Énoncé 1:
Réponds brièvement à ces questions sur la critique du film « Illégitime ».
(a) Quel prix « Baccalauréat » a-t-il reçu en 2016 ?
(b) Sur quoi Cosma interroge-t-il son père pendant le repas ?
(c) Quelle est la durée du film ?
Énoncé 2:
Rédige la suite de la critique du film « Illégitime », à partir de sa dernière phrase.
═══ Texte retenu ═══
Réalisé par Adrian Sitaru Roumanie/France/Pologne. Drame. 1h29 (Sortie le 8 juin 2016). Avec Alina Grigore, Adrian Titieni, Robi Urs, Bogdan Albulescu, Cristina Olteanu, Miruna Dumitrescu, Liviu Vizitiu et Mihaela Perianu.
Les quatre enfants du Docteur Anghelescu
Gris. Morose. Déprimant. Trois adjectifs, trois clichés sur le cinéma roumain. Alors, déprimant, peut-être, parfois, mais certainement pas déprimé, si l’on en croit la belle vitalité dont font montre les productions récentes qui nous viennent de l’Est.
Après la Palme d’or décernée à "4 mois, 3 semaines, 2 jours", la Croisette accueillait cette année plusieurs films roumains ("Baccalauréat", de Cristian Mungiu, récompensé par le Prix de la Mise en scène en 2016, "Sieranevada", de Cristi Puiu, qu’on découvrira dans les salles en août...). Et c’est avec plaisir qu’on voit sortir dans (quelques) salles le beau film d’Adrian Sitaru, "Illégitime".
Gris ? Oui, il est vrai que toute l’image est comme recouverte d’un voile blafard. Morose et déprimant ? L’histoire, on le verra, ne prête certes guère à sourire. Et pourtant, dès la première séquence, c’est la force de vie des personnages qui frappe le spectateur.
Dans une voiture, un homme conduit, silencieux, le visage fermé. Une fille, à côté de lui, se met à rire joyeusement avec le jeune homme assis sur la banquette arrière. Ils se chuchotent à l’oreille quelque chose qu’ils seront les seuls à entendre. Deux êtres, capables de se constituer un espace à eux, au milieu des autres, capables d’inventer un cocon dans un lieu fermé, peut-être hostile. Deux êtres qui partagent des secrets.
Et c’est bien de secrets qu’il sera question tout au long du film. Le premier, le plus brutal, est brusquement révélé en pleine scène de repas. Le fils aîné, Cosma, interroge son père sur des documents datant de Ceausescu : l’irréprochable Docteur Anghelescu aurait dénoncé les femmes qui venaient le voir pour avorter. S’ensuit une scène d’une rare violence, entre "A nos amours" et "Festen", où les enfants doivent confronter leur vision du monde avec ce père qu’ils viennent de découvrir. Sitaru déplace rapidement sa caméra sur les visages de ses acteurs, capturant avec vivacité cette explosion de la famille.
Les injures, puis les coups se mettent à pleuvoir. Cette première rupture du cercle familial sera suivie de beaucoup d’autres. En effet, le frère et la sœur partagent également un secret. Sasha, minois de chat et gestes vifs, et Roméo, un peu lourd, un peu nounours, s’aiment. Comme frère et sœur, certes, mais aussi comme deux amants. Jusqu’au moment où Sasha se découvre enceinte.
Ainsi résumé, on pourrait craindre le film à thèse, illustrant lourdement les débats moraux qui ouvrent le film par une mise en situation exposée sans finesse. Or, il n’en est heureusement rien.
Sitaru ne cherche jamais à juger ses personnages, y compris ce père qui justifie ses actions par des raisonnements éthiques. Aucune explication sociale, aucune analyse psychologique facile ne viennent se plaquer sur le récit. Certes, on sent bien le poids des années de dictature ; l’Histoire semble se rejouer quand Sasha s’interroge sur la possibilité d’un avortement pour elle.
═══ Données fournies ═══
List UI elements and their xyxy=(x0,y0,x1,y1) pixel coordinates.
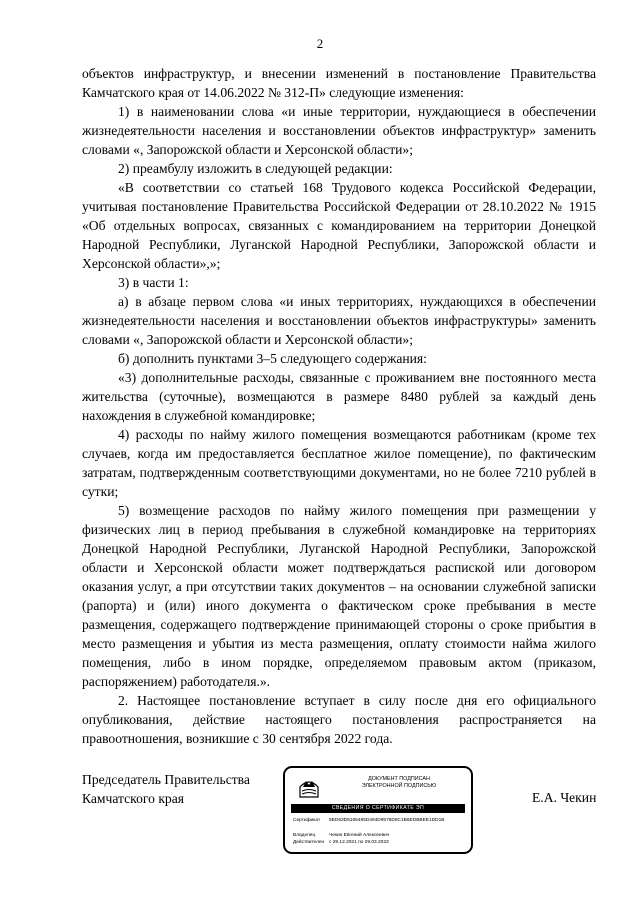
═══
Réponse 1:
(a) Le Prix de la Mise en scène.
(b) Sur des documents datant de Ceausescu, selon lesquels le Docteur Anghelescu aurait dénoncé les femmes qui venaient le voir pour avorter.
(c) 1h29.

Réponse 2:
La promiscuité qui existe dans cette maison trop étroite pour que chacun puisse avoir son intimité pourrait être un facteur d’explication de l’inceste (par exemple, l’accès à la salle de bain s’effectue par la chambre des jumeaux, dont les lits sont collés ensemble).
Mais le film s’intéresse plutôt à la relation fusionnelle de Sasha et de Roméo. Toujours ensembles, jouant un quatre mains, s’aimant parfois maladroitement, les deux jumeaux ne font qu’un, et cette union est symbolisée par l’arrivée d’un bébé.
Grandir, est-ce alors se séparer ? La grande majorité des séquences se déroulent dans des espaces clos, mais Sasha est celle qui cherche à briser l’enfermement. En sortant avec un autre garçon, en allant à un concert ; elle repousse son frère, veut le faire partir pour rompre le cercle qui les enferme tous deux. Lui ne veut pas. Or, c’est justement un baiser volé à l’extérieur qui révélera leur secret à leur sœur adoptive, comme si c’était dehors que se trouvait le vrai danger.
Car, de manière inattendue, la série des révélations qui secoue la famille ne la brise pas. Au contraire. Elle vient proposer une restructuration des liens qui unissent les personnages. Si c’est autour de cette Sasha, enfant née après la dictature et si pleine de vie, que se concentre la narration, on observe peu à peu ses relations évoluer avec les autres membres de sa famille.
Cosma, ce grand frère un peu effrayant, devient soudain un substitut paternel ; Gilda, longue fille déjà fanée, un peu maigre, un peu lasse, quitte parfois ses dehors sévères pour réconforter et faire rire. L’enfant de l’inceste, désiré malgré tout, est alors ce qui réunit finalement ce groupe familial au bord de l’implosion.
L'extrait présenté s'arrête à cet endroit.